== Data to use
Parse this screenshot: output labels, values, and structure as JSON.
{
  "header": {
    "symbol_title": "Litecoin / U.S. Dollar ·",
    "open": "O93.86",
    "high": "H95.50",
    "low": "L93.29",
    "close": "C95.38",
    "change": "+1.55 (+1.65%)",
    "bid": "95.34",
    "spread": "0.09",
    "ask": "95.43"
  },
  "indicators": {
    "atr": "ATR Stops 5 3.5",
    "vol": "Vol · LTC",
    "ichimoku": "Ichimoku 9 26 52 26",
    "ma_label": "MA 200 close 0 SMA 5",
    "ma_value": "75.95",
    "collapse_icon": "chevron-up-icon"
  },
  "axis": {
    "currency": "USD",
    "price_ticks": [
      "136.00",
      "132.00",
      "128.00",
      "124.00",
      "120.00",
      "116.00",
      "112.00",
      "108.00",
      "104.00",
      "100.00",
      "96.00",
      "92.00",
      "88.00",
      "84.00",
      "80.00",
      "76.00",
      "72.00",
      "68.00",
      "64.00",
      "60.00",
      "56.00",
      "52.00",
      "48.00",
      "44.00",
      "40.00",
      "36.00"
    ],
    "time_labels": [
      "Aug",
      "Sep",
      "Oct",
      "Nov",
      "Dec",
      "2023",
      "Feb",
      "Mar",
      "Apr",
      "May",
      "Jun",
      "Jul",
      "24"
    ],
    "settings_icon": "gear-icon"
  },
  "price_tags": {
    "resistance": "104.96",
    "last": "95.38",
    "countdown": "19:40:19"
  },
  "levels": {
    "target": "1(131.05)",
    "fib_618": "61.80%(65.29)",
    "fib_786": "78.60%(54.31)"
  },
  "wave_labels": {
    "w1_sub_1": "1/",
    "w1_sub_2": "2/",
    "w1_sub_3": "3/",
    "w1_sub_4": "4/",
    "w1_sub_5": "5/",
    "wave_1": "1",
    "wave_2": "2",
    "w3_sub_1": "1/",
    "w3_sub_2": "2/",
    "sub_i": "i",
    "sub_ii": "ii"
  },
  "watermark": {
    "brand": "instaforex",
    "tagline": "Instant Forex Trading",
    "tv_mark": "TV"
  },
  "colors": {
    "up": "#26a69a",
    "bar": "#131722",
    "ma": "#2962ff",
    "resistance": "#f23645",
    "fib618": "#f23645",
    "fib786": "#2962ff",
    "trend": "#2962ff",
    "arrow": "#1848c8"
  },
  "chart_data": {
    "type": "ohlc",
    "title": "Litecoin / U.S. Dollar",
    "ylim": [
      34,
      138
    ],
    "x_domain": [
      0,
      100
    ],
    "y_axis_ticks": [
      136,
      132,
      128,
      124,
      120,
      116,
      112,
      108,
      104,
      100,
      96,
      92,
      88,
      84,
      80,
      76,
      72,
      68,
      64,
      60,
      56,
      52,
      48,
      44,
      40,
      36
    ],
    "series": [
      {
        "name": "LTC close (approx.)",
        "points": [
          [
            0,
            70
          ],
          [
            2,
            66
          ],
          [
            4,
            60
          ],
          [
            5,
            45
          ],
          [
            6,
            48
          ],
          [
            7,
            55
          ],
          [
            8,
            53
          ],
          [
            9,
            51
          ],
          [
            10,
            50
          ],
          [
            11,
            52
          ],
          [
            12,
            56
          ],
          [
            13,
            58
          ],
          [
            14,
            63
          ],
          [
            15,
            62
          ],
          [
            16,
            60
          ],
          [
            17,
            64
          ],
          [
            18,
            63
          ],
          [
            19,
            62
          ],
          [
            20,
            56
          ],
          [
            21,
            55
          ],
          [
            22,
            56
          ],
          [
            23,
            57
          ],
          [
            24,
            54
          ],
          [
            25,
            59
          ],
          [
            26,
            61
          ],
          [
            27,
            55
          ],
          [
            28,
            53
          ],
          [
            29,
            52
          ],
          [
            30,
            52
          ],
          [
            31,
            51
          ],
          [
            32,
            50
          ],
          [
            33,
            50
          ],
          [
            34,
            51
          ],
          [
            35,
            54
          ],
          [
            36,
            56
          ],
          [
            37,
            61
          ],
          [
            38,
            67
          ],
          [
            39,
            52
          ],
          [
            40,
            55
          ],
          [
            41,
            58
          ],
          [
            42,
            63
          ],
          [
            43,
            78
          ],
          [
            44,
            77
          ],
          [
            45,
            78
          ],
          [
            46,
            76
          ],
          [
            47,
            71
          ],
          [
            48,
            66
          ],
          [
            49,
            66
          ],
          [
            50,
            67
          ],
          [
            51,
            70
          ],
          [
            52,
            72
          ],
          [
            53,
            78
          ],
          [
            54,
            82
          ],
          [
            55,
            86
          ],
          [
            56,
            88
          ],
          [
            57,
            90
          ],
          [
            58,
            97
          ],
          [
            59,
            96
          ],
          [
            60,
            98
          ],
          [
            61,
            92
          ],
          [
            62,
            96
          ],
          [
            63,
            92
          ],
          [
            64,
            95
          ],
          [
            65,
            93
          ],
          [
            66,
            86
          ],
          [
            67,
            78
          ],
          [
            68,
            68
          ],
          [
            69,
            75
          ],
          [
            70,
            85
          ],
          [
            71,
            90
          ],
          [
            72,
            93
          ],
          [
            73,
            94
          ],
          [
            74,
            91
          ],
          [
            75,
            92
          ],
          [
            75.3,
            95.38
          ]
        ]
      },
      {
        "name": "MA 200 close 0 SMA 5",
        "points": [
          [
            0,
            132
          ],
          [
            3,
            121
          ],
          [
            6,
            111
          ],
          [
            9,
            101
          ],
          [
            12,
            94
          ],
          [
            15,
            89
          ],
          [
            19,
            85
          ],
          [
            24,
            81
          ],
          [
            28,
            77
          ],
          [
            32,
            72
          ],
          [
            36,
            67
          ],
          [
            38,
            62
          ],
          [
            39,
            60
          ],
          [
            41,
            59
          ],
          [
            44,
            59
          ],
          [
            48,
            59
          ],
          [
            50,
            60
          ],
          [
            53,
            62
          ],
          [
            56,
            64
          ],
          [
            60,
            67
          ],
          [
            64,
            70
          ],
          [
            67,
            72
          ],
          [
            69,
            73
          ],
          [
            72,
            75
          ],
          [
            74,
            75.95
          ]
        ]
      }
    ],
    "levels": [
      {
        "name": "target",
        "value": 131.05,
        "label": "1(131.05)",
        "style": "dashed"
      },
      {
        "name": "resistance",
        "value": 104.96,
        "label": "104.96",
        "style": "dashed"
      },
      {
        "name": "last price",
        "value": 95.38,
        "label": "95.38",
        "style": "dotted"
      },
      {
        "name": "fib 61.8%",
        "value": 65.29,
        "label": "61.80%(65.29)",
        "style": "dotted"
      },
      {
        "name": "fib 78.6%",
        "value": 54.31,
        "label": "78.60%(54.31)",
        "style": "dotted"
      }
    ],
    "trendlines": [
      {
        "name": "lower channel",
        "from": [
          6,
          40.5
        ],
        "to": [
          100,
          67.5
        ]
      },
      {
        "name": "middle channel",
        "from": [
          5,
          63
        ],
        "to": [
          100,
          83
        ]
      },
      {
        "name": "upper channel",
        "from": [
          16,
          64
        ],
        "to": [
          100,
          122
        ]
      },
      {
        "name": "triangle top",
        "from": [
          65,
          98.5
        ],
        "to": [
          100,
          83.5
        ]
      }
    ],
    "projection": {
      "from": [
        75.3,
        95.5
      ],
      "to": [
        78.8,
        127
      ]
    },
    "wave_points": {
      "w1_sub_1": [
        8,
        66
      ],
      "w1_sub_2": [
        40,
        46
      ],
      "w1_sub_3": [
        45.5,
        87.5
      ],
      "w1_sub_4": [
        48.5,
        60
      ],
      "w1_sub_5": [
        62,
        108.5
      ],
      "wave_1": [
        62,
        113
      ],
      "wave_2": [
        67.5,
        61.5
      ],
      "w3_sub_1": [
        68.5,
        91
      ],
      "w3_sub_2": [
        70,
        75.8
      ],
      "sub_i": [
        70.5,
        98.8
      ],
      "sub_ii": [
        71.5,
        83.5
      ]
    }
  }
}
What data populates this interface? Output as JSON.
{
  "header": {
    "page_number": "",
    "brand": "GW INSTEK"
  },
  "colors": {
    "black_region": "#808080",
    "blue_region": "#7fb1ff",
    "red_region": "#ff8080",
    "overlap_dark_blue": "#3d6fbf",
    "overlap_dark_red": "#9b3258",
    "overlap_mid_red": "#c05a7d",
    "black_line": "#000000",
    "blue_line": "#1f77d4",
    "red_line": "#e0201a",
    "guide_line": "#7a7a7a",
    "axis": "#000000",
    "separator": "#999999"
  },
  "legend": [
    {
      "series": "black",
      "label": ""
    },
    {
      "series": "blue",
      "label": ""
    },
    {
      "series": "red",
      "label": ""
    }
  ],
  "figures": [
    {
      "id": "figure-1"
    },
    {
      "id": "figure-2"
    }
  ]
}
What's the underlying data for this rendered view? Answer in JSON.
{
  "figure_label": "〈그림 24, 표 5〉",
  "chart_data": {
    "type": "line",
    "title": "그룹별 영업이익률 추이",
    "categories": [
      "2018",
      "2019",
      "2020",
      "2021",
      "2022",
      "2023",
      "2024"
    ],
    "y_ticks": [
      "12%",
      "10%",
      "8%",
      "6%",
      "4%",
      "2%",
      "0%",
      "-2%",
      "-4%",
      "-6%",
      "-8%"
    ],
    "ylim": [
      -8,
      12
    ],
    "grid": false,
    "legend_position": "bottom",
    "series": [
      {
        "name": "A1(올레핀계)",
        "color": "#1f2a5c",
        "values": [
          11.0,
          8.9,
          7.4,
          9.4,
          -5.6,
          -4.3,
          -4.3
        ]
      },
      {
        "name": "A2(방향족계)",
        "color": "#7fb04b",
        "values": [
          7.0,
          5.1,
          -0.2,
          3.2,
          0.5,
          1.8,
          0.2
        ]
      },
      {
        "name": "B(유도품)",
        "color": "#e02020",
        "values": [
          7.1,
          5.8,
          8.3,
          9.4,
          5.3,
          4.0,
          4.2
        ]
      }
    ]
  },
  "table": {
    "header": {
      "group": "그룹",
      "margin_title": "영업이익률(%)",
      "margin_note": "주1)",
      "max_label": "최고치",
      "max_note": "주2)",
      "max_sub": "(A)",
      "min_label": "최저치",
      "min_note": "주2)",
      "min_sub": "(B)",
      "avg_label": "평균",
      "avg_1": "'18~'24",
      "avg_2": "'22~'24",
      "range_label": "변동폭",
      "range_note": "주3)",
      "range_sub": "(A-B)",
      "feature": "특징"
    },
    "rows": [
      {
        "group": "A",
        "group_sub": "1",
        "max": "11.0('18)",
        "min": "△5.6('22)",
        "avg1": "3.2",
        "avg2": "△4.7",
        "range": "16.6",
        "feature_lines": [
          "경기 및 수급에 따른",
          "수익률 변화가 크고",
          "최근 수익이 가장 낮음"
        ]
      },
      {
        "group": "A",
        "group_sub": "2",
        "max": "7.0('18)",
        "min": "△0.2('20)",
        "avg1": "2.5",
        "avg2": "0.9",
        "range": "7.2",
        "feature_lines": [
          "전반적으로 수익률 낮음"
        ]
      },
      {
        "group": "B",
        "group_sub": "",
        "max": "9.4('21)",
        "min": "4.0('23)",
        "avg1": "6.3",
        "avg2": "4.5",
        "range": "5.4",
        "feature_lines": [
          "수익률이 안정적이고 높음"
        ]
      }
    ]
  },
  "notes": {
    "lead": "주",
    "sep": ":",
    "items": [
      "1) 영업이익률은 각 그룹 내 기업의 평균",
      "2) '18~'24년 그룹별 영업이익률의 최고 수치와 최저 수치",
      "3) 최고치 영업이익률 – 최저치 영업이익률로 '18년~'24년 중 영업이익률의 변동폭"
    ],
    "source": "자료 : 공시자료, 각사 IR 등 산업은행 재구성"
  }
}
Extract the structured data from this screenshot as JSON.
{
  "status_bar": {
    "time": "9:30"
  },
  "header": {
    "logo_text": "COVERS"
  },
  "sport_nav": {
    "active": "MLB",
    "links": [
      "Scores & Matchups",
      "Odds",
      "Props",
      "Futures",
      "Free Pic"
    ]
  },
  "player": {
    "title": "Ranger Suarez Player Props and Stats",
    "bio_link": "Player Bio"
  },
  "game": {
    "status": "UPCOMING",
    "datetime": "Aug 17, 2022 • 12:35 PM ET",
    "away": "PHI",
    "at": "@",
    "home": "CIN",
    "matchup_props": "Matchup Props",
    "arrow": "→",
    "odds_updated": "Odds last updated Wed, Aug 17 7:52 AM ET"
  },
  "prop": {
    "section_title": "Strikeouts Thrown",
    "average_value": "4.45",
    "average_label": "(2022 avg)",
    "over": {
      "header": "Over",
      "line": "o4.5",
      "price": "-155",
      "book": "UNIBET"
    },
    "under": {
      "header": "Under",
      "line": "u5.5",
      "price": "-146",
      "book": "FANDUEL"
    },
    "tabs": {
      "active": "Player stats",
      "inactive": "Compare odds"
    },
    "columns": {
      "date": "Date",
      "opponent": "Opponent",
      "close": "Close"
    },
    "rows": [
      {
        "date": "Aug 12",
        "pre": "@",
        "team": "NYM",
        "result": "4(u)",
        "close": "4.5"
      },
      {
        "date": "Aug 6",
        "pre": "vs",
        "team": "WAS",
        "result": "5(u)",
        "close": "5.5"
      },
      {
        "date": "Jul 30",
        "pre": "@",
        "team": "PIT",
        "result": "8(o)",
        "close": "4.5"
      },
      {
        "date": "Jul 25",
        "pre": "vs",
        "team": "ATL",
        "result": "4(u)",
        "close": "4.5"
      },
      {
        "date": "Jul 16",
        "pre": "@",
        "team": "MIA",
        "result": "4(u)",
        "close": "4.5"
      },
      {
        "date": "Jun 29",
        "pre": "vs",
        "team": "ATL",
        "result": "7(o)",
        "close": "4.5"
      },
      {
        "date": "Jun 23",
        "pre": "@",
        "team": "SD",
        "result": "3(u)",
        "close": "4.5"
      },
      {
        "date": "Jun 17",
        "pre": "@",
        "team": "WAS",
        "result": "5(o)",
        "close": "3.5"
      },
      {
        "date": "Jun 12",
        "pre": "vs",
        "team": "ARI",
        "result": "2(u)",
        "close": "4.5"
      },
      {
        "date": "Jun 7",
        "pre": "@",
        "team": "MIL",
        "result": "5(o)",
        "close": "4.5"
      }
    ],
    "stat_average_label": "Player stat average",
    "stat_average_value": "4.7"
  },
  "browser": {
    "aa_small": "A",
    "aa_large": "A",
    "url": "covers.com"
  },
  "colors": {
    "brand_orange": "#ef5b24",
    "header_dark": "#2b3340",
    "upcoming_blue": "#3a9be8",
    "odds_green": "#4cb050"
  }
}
====
Using the listing above, pull out all lines that hold the word "this".

Exercise output:
Parse this screenshot: output labels, values, and structure as JSON.
What data populates this interface? Output as JSON.
What's the underlying data for this rendered view? Answer in JSON.
Extract the structured data from this screenshot as JSON.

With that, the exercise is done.